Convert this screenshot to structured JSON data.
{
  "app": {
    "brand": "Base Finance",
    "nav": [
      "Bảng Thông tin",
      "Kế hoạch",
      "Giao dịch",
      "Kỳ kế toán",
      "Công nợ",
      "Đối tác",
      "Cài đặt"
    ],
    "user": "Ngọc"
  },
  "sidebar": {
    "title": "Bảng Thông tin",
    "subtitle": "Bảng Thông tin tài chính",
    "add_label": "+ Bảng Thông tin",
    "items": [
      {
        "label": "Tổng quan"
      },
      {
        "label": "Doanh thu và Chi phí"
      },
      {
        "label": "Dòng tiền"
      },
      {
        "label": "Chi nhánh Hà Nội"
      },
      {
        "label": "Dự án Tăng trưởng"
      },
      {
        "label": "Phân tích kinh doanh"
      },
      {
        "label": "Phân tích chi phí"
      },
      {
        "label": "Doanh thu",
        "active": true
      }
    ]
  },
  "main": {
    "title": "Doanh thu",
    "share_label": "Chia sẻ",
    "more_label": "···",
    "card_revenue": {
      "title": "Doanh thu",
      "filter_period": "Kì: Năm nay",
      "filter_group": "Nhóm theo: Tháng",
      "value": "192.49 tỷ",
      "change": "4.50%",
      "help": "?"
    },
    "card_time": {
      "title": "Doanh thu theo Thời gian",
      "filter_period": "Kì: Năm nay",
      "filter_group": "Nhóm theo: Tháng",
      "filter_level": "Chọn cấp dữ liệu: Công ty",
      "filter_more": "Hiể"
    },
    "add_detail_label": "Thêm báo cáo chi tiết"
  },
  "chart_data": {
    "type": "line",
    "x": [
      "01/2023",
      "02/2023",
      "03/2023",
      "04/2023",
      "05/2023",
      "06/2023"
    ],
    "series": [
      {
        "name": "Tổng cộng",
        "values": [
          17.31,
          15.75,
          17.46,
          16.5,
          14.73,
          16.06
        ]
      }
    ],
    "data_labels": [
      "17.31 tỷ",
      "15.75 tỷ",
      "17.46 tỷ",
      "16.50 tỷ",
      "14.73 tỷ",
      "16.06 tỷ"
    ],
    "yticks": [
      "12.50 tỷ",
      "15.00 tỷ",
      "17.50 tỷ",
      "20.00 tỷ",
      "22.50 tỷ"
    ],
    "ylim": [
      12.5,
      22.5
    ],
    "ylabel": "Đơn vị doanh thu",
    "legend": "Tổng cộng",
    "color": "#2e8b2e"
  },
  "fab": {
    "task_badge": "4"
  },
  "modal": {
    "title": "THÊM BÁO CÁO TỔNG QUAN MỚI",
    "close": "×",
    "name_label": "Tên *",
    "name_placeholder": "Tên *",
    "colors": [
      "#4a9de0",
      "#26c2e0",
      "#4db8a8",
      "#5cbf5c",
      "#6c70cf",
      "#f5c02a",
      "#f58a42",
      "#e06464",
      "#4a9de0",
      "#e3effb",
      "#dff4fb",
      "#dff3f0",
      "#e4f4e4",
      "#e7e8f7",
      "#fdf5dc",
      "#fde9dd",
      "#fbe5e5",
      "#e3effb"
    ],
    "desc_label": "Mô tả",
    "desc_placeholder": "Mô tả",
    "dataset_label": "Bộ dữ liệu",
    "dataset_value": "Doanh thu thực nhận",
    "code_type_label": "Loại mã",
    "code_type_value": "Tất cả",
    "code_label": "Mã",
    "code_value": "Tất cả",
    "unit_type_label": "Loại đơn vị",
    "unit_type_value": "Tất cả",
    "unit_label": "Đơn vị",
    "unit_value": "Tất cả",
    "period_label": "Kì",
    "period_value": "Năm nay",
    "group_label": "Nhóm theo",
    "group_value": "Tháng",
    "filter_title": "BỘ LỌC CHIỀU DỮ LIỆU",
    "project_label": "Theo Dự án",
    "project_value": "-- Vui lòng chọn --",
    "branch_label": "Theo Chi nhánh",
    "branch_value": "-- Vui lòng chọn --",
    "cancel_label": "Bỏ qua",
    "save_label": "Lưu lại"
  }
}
.....
*Problem requirements*: Repeat every line of the data, exactly and in full.

*Expected answer*:
Convert this screenshot to structured JSON data.
{
  "app": {
    "brand": "Base Finance",
    "nav": [
      "Bảng Thông tin",
      "Kế hoạch",
      "Giao dịch",
      "Kỳ kế toán",
      "Công nợ",
      "Đối tác",
      "Cài đặt"
    ],
    "user": "Ngọc"
  },
  "sidebar": {
    "title": "Bảng Thông tin",
    "subtitle": "Bảng Thông tin tài chính",
    "add_label": "+ Bảng Thông tin",
    "items": [
      {
        "label": "Tổng quan"
      },
      {
        "label": "Doanh thu và Chi phí"
      },
      {
        "label": "Dòng tiền"
      },
      {
        "label": "Chi nhánh Hà Nội"
      },
      {
        "label": "Dự án Tăng trưởng"
      },
      {
        "label": "Phân tích kinh doanh"
      },
      {
        "label": "Phân tích chi phí"
      },
      {
        "label": "Doanh thu",
        "active": true
      }
    ]
  },
  "main": {
    "title": "Doanh thu",
    "share_label": "Chia sẻ",
    "more_label": "···",
    "card_revenue": {
      "title": "Doanh thu",
      "filter_period": "Kì: Năm nay",
      "filter_group": "Nhóm theo: Tháng",
      "value": "192.49 tỷ",
      "change": "4.50%",
      "help": "?"
    },
    "card_time": {
      "title": "Doanh thu theo Thời gian",
      "filter_period": "Kì: Năm nay",
      "filter_group": "Nhóm theo: Tháng",
      "filter_level": "Chọn cấp dữ liệu: Công ty",
      "filter_more": "Hiể"
    },
    "add_detail_label": "Thêm báo cáo chi tiết"
  },
  "chart_data": {
    "type": "line",
    "x": [
      "01/2023",
      "02/2023",
      "03/2023",
      "04/2023",
      "05/2023",
      "06/2023"
    ],
    "series": [
      {
        "name": "Tổng cộng",
        "values": [
          17.31,
          15.75,
          17.46,
          16.5,
          14.73,
          16.06
        ]
      }
    ],
    "data_labels": [
      "17.31 tỷ",
      "15.75 tỷ",
      "17.46 tỷ",
      "16.50 tỷ",
      "14.73 tỷ",
      "16.06 tỷ"
    ],
    "yticks": [
      "12.50 tỷ",
      "15.00 tỷ",
      "17.50 tỷ",
      "20.00 tỷ",
      "22.50 tỷ"
    ],
    "ylim": [
      12.5,
      22.5
    ],
    "ylabel": "Đơn vị doanh thu",
    "legend": "Tổng cộng",
    "color": "#2e8b2e"
  },
  "fab": {
    "task_badge": "4"
  },
  "modal": {
    "title": "THÊM BÁO CÁO TỔNG QUAN MỚI",
    "close": "×",
    "name_label": "Tên *",
    "name_placeholder": "Tên *",
    "colors": [
      "#4a9de0",
      "#26c2e0",
      "#4db8a8",
      "#5cbf5c",
      "#6c70cf",
      "#f5c02a",
      "#f58a42",
      "#e06464",
      "#4a9de0",
      "#e3effb",
      "#dff4fb",
      "#dff3f0",
      "#e4f4e4",
      "#e7e8f7",
      "#fdf5dc",
      "#fde9dd",
      "#fbe5e5",
      "#e3effb"
    ],
    "desc_label": "Mô tả",
    "desc_placeholder": "Mô tả",
    "dataset_label": "Bộ dữ liệu",
    "dataset_value": "Doanh thu thực nhận",
    "code_type_label": "Loại mã",
    "code_type_value": "Tất cả",
    "code_label": "Mã",
    "code_value": "Tất cả",
    "unit_type_label": "Loại đơn vị",
    "unit_type_value": "Tất cả",
    "unit_label": "Đơn vị",
    "unit_value": "Tất cả",
    "period_label": "Kì",
    "period_value": "Năm nay",
    "group_label": "Nhóm theo",
    "group_value": "Tháng",
    "filter_title": "BỘ LỌC CHIỀU DỮ LIỆU",
    "project_label": "Theo Dự án",
    "project_value": "-- Vui lòng chọn --",
    "branch_label": "Theo Chi nhánh",
    "branch_value": "-- Vui lòng chọn --",
    "cancel_label": "Bỏ qua",
    "save_label": "Lưu lại"
  }
}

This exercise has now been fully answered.